_Given problem_: Pictures in the records should not be copied, but every other part must be repeated exactly.

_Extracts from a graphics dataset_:
########
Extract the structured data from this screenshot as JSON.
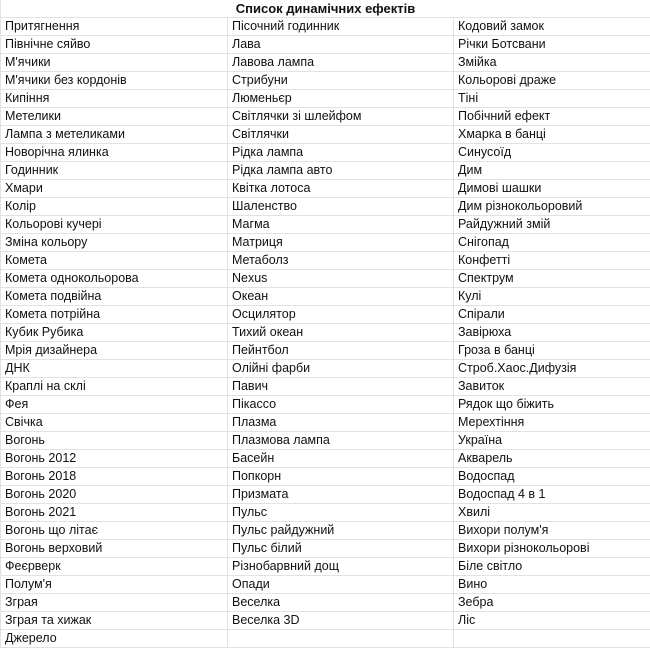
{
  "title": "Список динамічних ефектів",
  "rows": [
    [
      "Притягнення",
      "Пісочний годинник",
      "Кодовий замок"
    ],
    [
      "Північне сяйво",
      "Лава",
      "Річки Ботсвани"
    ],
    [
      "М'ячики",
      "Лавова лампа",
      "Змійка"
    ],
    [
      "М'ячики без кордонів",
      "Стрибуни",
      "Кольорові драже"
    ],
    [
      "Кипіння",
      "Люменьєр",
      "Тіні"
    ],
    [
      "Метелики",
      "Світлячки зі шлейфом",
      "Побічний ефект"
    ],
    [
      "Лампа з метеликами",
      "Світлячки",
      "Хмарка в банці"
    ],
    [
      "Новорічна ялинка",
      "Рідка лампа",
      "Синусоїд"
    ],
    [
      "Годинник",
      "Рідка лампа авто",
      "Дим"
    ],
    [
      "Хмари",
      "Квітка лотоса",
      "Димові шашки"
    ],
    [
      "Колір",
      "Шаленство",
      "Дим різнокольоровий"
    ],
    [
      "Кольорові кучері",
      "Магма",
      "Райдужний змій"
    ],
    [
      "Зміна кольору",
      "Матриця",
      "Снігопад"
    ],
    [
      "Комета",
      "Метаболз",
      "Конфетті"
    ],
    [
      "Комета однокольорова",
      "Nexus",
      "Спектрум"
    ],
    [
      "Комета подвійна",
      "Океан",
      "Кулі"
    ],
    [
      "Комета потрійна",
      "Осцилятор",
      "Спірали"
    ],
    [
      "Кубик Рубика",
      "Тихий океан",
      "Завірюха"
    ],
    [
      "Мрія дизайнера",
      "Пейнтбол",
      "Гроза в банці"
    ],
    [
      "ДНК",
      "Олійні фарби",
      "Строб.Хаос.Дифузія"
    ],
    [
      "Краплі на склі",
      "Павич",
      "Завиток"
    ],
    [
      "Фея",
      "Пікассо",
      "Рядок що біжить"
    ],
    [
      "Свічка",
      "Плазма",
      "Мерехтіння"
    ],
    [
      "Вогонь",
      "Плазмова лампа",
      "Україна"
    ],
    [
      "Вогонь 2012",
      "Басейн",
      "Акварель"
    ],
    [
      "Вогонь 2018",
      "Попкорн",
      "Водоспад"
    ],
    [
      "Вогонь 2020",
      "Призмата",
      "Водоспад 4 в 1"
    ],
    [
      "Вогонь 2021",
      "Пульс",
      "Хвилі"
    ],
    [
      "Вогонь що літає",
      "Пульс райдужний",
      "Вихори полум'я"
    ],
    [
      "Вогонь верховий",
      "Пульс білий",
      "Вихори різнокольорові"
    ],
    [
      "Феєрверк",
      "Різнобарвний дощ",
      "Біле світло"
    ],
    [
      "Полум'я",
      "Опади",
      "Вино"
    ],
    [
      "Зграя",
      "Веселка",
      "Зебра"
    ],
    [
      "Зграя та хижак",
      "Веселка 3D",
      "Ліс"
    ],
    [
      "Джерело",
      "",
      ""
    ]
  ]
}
########
_Solved exercise_:
Extract the structured data from this screenshot as JSON.
{
  "title": "Список динамічних ефектів",
  "rows": [
    [
      "Притягнення",
      "Пісочний годинник",
      "Кодовий замок"
    ],
    [
      "Північне сяйво",
      "Лава",
      "Річки Ботсвани"
    ],
    [
      "М'ячики",
      "Лавова лампа",
      "Змійка"
    ],
    [
      "М'ячики без кордонів",
      "Стрибуни",
      "Кольорові драже"
    ],
    [
      "Кипіння",
      "Люменьєр",
      "Тіні"
    ],
    [
      "Метелики",
      "Світлячки зі шлейфом",
      "Побічний ефект"
    ],
    [
      "Лампа з метеликами",
      "Світлячки",
      "Хмарка в банці"
    ],
    [
      "Новорічна ялинка",
      "Рідка лампа",
      "Синусоїд"
    ],
    [
      "Годинник",
      "Рідка лампа авто",
      "Дим"
    ],
    [
      "Хмари",
      "Квітка лотоса",
      "Димові шашки"
    ],
    [
      "Колір",
      "Шаленство",
      "Дим різнокольоровий"
    ],
    [
      "Кольорові кучері",
      "Магма",
      "Райдужний змій"
    ],
    [
      "Зміна кольору",
      "Матриця",
      "Снігопад"
    ],
    [
      "Комета",
      "Метаболз",
      "Конфетті"
    ],
    [
      "Комета однокольорова",
      "Nexus",
      "Спектрум"
    ],
    [
      "Комета подвійна",
      "Океан",
      "Кулі"
    ],
    [
      "Комета потрійна",
      "Осцилятор",
      "Спірали"
    ],
    [
      "Кубик Рубика",
      "Тихий океан",
      "Завірюха"
    ],
    [
      "Мрія дизайнера",
      "Пейнтбол",
      "Гроза в банці"
    ],
    [
      "ДНК",
      "Олійні фарби",
      "Строб.Хаос.Дифузія"
    ],
    [
      "Краплі на склі",
      "Павич",
      "Завиток"
    ],
    [
      "Фея",
      "Пікассо",
      "Рядок що біжить"
    ],
    [
      "Свічка",
      "Плазма",
      "Мерехтіння"
    ],
    [
      "Вогонь",
      "Плазмова лампа",
      "Україна"
    ],
    [
      "Вогонь 2012",
      "Басейн",
      "Акварель"
    ],
    [
      "Вогонь 2018",
      "Попкорн",
      "Водоспад"
    ],
    [
      "Вогонь 2020",
      "Призмата",
      "Водоспад 4 в 1"
    ],
    [
      "Вогонь 2021",
      "Пульс",
      "Хвилі"
    ],
    [
      "Вогонь що літає",
      "Пульс райдужний",
      "Вихори полум'я"
    ],
    [
      "Вогонь верховий",
      "Пульс білий",
      "Вихори різнокольорові"
    ],
    [
      "Феєрверк",
      "Різнобарвний дощ",
      "Біле світло"
    ],
    [
      "Полум'я",
      "Опади",
      "Вино"
    ],
    [
      "Зграя",
      "Веселка",
      "Зебра"
    ],
    [
      "Зграя та хижак",
      "Веселка 3D",
      "Ліс"
    ],
    [
      "Джерело",
      "",
      ""
    ]
  ]
}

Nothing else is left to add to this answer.